Each word in the data below should be copied exactly; the images should not.

..........

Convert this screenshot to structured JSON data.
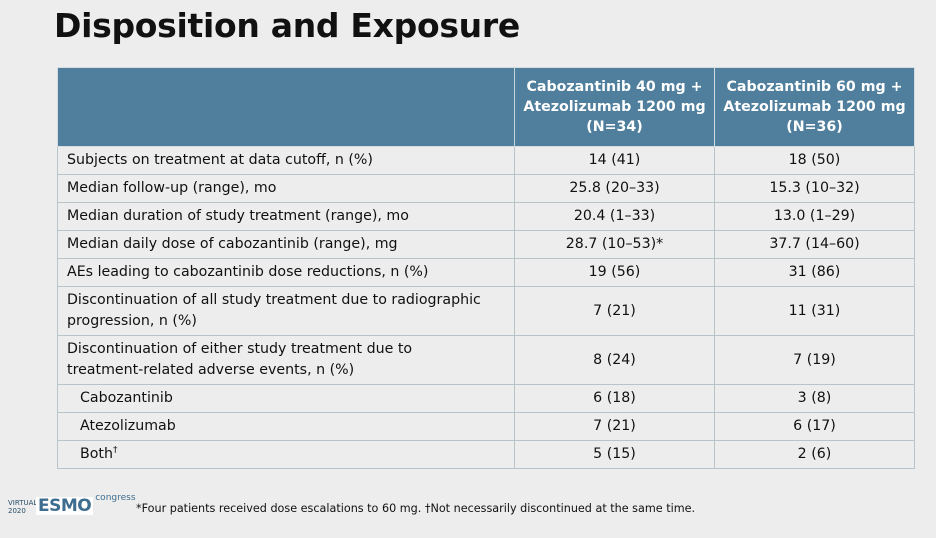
{
  "title": "Disposition and Exposure",
  "table": {
    "headers": [
      "",
      "Cabozantinib 40 mg + Atezolizumab 1200 mg (N=34)",
      "Cabozantinib 60 mg + Atezolizumab 1200 mg (N=36)"
    ],
    "header_lines": [
      [
        "Cabozantinib 40 mg +",
        "Atezolizumab 1200 mg",
        "(N=34)"
      ],
      [
        "Cabozantinib 60 mg +",
        "Atezolizumab 1200 mg",
        "(N=36)"
      ]
    ],
    "rows": [
      {
        "label": "Subjects on treatment at data cutoff, n (%)",
        "c40": "14 (41)",
        "c60": "18 (50)"
      },
      {
        "label": "Median follow-up (range), mo",
        "c40": "25.8 (20–33)",
        "c60": "15.3 (10–32)"
      },
      {
        "label": "Median duration of study treatment (range), mo",
        "c40": "20.4 (1–33)",
        "c60": "13.0 (1–29)"
      },
      {
        "label": "Median daily dose of cabozantinib (range), mg",
        "c40": "28.7 (10–53)*",
        "c60": "37.7 (14–60)"
      },
      {
        "label": "AEs leading to cabozantinib dose reductions, n (%)",
        "c40": "19 (56)",
        "c60": "31 (86)"
      },
      {
        "label_lines": [
          "Discontinuation of all study treatment due to radiographic",
          "progression, n (%)"
        ],
        "c40": "7 (21)",
        "c60": "11 (31)"
      },
      {
        "label_lines": [
          "Discontinuation of either study treatment due to",
          "treatment-related adverse events, n (%)"
        ],
        "c40": "8 (24)",
        "c60": "7 (19)"
      },
      {
        "label": "Cabozantinib",
        "c40": "6 (18)",
        "c60": "3 (8)"
      },
      {
        "label": "Atezolizumab",
        "c40": "7 (21)",
        "c60": "6 (17)"
      },
      {
        "label": "Both",
        "label_sup": "†",
        "c40": "5 (15)",
        "c60": "2 (6)"
      }
    ]
  },
  "footnote": "*Four patients received dose escalations to 60 mg. †Not necessarily discontinued at the same time.",
  "logo": {
    "virtual": "VIRTUAL",
    "year": "2020",
    "brand": "ESMO",
    "congress": "congress"
  },
  "colors": {
    "header_bg": "#4f7f9d",
    "page_bg": "#ecedec",
    "grid": "#b9c3ca"
  }
}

..........

### Solution for this task:
Convert this screenshot to structured JSON data.
{
  "title": "Disposition and Exposure",
  "table": {
    "headers": [
      "",
      "Cabozantinib 40 mg + Atezolizumab 1200 mg (N=34)",
      "Cabozantinib 60 mg + Atezolizumab 1200 mg (N=36)"
    ],
    "header_lines": [
      [
        "Cabozantinib 40 mg +",
        "Atezolizumab 1200 mg",
        "(N=34)"
      ],
      [
        "Cabozantinib 60 mg +",
        "Atezolizumab 1200 mg",
        "(N=36)"
      ]
    ],
    "rows": [
      {
        "label": "Subjects on treatment at data cutoff, n (%)",
        "c40": "14 (41)",
        "c60": "18 (50)"
      },
      {
        "label": "Median follow-up (range), mo",
        "c40": "25.8 (20–33)",
        "c60": "15.3 (10–32)"
      },
      {
        "label": "Median duration of study treatment (range), mo",
        "c40": "20.4 (1–33)",
        "c60": "13.0 (1–29)"
      },
      {
        "label": "Median daily dose of cabozantinib (range), mg",
        "c40": "28.7 (10–53)*",
        "c60": "37.7 (14–60)"
      },
      {
        "label": "AEs leading to cabozantinib dose reductions, n (%)",
        "c40": "19 (56)",
        "c60": "31 (86)"
      },
      {
        "label_lines": [
          "Discontinuation of all study treatment due to radiographic",
          "progression, n (%)"
        ],
        "c40": "7 (21)",
        "c60": "11 (31)"
      },
      {
        "label_lines": [
          "Discontinuation of either study treatment due to",
          "treatment-related adverse events, n (%)"
        ],
        "c40": "8 (24)",
        "c60": "7 (19)"
      },
      {
        "label": "Cabozantinib",
        "c40": "6 (18)",
        "c60": "3 (8)"
      },
      {
        "label": "Atezolizumab",
        "c40": "7 (21)",
        "c60": "6 (17)"
      },
      {
        "label": "Both",
        "label_sup": "†",
        "c40": "5 (15)",
        "c60": "2 (6)"
      }
    ]
  },
  "footnote": "*Four patients received dose escalations to 60 mg. †Not necessarily discontinued at the same time.",
  "logo": {
    "virtual": "VIRTUAL",
    "year": "2020",
    "brand": "ESMO",
    "congress": "congress"
  },
  "colors": {
    "header_bg": "#4f7f9d",
    "page_bg": "#ecedec",
    "grid": "#b9c3ca"
  }
}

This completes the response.